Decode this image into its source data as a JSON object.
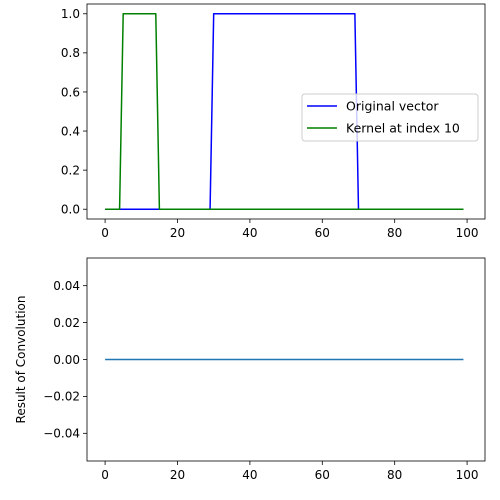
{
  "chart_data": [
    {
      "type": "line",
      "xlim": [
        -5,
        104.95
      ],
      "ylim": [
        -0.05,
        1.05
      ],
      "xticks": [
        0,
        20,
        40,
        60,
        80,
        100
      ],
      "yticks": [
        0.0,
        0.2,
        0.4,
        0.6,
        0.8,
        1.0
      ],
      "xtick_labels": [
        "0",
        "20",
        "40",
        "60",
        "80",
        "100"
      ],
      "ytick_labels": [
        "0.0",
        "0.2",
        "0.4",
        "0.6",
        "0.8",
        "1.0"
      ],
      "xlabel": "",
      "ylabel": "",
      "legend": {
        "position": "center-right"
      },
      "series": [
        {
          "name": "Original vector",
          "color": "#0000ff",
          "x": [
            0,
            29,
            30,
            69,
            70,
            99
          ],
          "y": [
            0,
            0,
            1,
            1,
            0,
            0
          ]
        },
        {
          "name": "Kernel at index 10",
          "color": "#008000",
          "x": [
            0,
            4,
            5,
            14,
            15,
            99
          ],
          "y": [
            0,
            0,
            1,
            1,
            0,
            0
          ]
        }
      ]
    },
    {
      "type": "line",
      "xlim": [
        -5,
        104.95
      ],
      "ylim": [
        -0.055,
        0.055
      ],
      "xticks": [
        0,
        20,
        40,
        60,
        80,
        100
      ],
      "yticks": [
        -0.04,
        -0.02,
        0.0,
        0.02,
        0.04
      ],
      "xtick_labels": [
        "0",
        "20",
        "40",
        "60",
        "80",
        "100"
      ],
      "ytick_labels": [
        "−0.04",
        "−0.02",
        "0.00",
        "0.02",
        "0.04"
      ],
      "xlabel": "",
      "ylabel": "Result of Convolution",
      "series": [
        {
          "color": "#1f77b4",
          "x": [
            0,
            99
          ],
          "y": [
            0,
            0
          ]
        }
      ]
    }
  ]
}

+===+

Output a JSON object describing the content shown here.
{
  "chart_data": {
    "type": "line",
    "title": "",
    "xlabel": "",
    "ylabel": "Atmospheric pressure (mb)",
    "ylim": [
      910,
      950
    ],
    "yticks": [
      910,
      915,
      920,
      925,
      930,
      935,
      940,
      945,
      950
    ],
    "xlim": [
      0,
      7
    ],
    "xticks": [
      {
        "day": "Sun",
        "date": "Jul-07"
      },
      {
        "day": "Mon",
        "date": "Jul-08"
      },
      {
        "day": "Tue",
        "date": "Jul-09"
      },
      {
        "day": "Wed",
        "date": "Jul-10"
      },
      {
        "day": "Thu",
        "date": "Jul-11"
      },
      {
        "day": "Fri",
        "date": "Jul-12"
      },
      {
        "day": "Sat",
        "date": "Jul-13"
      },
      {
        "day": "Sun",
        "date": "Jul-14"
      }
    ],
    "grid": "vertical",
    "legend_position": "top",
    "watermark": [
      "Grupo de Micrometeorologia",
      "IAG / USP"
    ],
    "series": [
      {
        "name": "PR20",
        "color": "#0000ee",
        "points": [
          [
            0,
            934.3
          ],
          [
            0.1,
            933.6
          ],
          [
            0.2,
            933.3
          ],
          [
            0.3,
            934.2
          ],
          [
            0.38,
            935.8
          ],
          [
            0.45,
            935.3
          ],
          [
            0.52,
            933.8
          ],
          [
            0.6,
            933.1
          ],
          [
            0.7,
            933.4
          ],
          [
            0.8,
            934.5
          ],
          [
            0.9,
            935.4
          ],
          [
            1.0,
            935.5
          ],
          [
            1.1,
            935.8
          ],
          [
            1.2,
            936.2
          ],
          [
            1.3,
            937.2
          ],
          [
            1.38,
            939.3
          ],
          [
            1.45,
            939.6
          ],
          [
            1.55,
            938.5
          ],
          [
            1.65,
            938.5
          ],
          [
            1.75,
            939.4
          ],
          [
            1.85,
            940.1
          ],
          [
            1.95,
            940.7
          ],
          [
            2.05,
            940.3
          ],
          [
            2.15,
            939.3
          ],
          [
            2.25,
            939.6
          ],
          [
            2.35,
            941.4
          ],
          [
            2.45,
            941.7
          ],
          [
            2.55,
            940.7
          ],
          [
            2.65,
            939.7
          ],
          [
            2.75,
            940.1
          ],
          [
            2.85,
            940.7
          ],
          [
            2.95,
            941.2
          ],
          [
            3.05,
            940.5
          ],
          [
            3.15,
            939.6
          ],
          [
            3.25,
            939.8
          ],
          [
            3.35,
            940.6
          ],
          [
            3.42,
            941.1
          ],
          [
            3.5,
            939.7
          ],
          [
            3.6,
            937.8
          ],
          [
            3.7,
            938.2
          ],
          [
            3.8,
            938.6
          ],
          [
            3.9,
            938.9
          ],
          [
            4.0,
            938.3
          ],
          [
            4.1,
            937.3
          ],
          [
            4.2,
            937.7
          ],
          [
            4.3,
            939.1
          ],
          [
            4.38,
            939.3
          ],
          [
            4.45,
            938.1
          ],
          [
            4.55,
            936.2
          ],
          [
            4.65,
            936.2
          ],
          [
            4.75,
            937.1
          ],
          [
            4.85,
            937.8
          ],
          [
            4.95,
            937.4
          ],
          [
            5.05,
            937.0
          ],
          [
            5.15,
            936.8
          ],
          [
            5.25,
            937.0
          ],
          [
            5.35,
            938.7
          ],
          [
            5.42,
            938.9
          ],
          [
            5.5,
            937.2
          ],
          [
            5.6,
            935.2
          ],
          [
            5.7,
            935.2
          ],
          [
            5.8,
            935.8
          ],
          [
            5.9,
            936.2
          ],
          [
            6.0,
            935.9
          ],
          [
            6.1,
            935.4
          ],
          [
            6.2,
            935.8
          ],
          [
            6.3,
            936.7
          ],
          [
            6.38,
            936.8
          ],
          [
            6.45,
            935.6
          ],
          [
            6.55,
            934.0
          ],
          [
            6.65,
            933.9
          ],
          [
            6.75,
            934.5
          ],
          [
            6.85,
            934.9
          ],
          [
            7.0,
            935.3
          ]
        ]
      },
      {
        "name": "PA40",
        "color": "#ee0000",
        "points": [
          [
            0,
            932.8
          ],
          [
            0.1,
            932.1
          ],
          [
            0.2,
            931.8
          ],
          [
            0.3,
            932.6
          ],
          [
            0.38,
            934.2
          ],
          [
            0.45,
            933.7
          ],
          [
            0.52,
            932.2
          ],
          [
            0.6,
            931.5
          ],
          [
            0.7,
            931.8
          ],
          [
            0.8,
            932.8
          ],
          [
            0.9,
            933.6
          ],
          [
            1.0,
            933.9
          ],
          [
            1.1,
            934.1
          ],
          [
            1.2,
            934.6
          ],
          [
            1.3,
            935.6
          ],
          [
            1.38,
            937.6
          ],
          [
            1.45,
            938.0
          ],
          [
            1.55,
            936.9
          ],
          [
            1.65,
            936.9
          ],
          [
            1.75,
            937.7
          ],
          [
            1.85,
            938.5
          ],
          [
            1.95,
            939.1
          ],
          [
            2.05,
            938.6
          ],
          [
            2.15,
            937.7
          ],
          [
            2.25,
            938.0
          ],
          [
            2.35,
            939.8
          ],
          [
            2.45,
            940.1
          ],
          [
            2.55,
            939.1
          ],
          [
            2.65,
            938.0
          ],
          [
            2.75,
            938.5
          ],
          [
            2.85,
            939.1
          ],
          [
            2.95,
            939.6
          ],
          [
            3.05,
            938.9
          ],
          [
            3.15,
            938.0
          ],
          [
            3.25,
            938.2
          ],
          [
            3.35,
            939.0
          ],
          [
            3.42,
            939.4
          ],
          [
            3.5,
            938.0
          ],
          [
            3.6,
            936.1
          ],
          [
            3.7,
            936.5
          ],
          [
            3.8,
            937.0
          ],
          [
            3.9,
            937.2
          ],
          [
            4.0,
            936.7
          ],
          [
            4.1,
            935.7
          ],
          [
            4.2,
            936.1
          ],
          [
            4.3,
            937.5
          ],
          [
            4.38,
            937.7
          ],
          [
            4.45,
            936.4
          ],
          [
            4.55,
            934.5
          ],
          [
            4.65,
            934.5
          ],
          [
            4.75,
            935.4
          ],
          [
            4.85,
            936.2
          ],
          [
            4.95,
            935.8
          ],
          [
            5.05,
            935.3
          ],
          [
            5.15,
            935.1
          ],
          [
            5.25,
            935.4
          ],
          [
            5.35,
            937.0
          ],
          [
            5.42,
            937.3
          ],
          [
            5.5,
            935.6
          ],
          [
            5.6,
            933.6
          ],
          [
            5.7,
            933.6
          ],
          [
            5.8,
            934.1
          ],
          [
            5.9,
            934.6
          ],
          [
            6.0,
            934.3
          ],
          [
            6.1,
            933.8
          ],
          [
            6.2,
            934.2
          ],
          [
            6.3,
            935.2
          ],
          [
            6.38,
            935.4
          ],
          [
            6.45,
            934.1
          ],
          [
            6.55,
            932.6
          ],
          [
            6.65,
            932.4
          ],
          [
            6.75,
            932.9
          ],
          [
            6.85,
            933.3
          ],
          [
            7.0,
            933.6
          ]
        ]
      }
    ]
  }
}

+===+

* **Exercise objective**
Extract every line above containing the word "JSON".

* **Reply**
Decode this image into its source data as a JSON object.
Output a JSON object describing the content shown here.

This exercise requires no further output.